WHAT IS BEING ASKED =
Would you pull out every line of the material that contains the string "market"?

EXTRACTED INFORMATION =
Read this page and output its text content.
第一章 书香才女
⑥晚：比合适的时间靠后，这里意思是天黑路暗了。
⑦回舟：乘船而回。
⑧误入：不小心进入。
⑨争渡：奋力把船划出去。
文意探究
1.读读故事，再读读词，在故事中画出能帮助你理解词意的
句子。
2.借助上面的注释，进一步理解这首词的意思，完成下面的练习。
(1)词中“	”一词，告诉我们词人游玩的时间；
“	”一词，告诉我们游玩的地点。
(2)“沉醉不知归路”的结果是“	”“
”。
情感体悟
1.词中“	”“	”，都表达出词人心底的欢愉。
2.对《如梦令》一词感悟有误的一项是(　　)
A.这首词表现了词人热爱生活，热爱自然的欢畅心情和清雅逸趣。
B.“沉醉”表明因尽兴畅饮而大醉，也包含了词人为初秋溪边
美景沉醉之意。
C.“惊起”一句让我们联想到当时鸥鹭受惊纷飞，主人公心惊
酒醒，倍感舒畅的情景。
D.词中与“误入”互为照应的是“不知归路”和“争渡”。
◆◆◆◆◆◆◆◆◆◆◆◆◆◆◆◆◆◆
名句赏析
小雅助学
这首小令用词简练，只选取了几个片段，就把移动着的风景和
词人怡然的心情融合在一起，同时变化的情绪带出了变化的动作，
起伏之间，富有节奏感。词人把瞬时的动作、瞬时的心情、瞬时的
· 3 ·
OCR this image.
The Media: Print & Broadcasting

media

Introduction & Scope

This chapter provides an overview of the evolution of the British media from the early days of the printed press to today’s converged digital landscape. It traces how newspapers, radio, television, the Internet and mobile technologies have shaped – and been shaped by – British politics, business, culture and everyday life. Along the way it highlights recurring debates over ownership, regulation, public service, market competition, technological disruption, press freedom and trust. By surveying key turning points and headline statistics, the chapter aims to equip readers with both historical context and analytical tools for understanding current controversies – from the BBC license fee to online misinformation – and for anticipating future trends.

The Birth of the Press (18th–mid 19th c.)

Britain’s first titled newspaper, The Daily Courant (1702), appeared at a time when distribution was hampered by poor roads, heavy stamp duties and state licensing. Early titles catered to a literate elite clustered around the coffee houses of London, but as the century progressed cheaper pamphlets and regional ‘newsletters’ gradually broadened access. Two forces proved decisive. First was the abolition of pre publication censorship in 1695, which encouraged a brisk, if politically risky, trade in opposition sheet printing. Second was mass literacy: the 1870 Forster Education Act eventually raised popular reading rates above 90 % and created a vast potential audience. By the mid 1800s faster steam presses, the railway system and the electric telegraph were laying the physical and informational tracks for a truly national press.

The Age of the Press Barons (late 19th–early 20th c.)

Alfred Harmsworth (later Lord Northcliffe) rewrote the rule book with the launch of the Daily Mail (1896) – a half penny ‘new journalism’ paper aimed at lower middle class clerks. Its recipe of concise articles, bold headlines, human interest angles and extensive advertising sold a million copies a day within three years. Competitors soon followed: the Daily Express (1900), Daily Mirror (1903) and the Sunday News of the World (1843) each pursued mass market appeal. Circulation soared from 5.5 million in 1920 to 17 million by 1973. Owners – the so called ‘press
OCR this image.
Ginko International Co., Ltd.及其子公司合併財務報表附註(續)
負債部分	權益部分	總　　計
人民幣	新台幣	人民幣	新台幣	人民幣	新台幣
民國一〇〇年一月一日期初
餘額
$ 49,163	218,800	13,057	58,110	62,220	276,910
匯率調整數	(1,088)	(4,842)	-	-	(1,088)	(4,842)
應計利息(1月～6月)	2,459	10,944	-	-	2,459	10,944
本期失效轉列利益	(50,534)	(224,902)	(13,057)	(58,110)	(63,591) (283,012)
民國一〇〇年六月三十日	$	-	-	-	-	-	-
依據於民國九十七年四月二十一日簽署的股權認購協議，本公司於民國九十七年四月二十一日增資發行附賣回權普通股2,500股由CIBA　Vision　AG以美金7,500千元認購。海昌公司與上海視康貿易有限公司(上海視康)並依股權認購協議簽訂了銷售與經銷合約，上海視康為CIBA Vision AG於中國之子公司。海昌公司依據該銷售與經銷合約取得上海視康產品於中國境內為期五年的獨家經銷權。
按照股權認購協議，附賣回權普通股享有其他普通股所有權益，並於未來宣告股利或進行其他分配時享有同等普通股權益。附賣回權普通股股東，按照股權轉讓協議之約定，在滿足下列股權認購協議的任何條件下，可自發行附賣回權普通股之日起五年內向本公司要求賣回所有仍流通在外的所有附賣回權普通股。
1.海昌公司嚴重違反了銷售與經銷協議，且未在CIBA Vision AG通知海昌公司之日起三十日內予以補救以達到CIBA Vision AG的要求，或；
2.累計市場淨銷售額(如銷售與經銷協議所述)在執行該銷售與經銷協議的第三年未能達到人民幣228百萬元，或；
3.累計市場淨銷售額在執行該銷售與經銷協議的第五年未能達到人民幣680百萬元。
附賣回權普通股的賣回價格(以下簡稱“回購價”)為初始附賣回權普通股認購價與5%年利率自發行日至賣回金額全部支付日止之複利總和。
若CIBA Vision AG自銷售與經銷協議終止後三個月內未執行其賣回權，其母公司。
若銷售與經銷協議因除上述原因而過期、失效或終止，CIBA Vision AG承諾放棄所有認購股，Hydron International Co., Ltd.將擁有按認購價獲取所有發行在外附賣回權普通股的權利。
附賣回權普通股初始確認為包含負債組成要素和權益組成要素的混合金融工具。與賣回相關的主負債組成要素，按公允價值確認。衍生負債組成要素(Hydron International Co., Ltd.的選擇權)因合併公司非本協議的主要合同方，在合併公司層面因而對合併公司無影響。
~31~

RESULT OF THIS EXERCISE =
This chapter provides an overview of the evolution of the British media from the early days of the printed press to today’s converged digital landscape. It traces how newspapers, radio, television, the Internet and mobile technologies have shaped – and been shaped by – British politics, business, culture and everyday life. Along the way it highlights recurring debates over ownership, regulation, public service, market competition, technological disruption, press freedom and trust. By surveying key turning points and headline statistics, the chapter aims to equip readers with both historical context and analytical tools for understanding current controversies – from the BBC license fee to online misinformation – and for anticipating future trends.
Alfred Harmsworth (later Lord Northcliffe) rewrote the rule book with the launch of the Daily Mail (1896) – a half penny ‘new journalism’ paper aimed at lower middle class clerks. Its recipe of concise articles, bold headlines, human interest angles and extensive advertising sold a million copies a day within three years. Competitors soon followed: the Daily Express (1900), Daily Mirror (1903) and the Sunday News of the World (1843) each pursued mass market appeal. Circulation soared from 5.5 million in 1920 to 17 million by 1973. Owners – the so called ‘press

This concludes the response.